All submissions will be done through WebCT.

Attach one zip file containing all Verilog files used in your design, a video demo of your project, as well as the report document.

Submit also a hard copy of the report during the class lecture.

### **Grading policy**

| Grading Criteria                          | Mark |
|-------------------------------------------|------|
| Demonstration of correct functionality of | 40   |
| components and whole processor design by  |      |
| simulation                                |      |
| Demonstration of correct functionality of | 40   |
| Calculator Application on FPGA            |      |
| Project Documentation and Report          | 20   |
| Organization                              |      |
| Total                                     | 100  |

The project will be evaluated based on the final report, project demonstration and oral project evaluation with all team members.

Note that you if you implement the CPU as a single-cycle CPU without implementing pipelining, you will loose 15% of the project mark even if your design is 100% functional. For example, if you score a total of 90% based on the three graded criteria, then your mark will become 76.5.

Exercise requirements
A - Answer these questions about the project guidelines:
(i) Through what system are all submissions made?
(ii) How many marks are given for project documentation and report organization?
(iii) Besides the final report and the project demonstration, what is the project evaluated on?
B - From the project guidelines, extract the passage between "All submissions will" and "the report document.", inclusive.
C - According to the project guidelines, why would a total score of 90% become a mark of 76.5?

Page segmentation data
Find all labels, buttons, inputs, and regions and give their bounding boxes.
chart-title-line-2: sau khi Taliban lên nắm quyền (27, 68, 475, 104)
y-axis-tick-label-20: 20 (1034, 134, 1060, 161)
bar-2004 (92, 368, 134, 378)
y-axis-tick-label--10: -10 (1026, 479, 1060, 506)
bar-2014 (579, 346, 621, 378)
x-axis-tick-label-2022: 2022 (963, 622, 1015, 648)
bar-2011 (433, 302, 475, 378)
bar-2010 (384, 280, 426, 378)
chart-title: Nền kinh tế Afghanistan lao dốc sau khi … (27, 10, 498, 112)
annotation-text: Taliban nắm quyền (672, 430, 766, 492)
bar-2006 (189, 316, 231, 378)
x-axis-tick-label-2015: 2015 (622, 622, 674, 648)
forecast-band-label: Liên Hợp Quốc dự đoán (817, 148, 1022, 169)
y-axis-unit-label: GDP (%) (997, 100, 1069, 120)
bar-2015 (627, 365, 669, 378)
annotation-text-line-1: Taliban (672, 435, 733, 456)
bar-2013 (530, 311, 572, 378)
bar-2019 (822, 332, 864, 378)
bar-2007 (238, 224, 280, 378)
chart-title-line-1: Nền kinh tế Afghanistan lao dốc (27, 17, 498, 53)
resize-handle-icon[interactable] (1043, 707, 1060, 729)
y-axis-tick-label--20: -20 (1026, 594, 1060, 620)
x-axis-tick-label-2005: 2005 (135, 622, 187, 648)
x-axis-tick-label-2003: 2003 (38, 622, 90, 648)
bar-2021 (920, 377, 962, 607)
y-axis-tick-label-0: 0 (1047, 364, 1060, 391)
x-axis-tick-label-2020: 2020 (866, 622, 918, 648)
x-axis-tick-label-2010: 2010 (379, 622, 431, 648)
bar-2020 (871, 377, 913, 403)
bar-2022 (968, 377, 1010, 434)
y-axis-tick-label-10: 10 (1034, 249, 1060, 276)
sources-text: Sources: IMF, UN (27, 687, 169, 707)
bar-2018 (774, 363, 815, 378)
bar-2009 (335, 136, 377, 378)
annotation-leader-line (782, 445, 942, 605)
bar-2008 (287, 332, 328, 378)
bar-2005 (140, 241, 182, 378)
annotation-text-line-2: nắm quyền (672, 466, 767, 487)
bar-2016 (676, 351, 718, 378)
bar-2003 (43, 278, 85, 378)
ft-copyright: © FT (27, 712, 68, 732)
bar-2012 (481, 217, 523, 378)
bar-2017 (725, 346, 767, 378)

Task-by-task outputs
A -
(i) WebCT
(ii) 20
(iii) An oral project evaluation with all team members

B -
All submissions will be done through WebCT.

Attach one zip file containing all Verilog files used in your design, a video demo of your project, as well as the report document.

C - The CPU was implemented as a single-cycle CPU without pipelining. That choice costs 15% of the project mark even if the design is 100% functional, so the 90% drops to 76.5.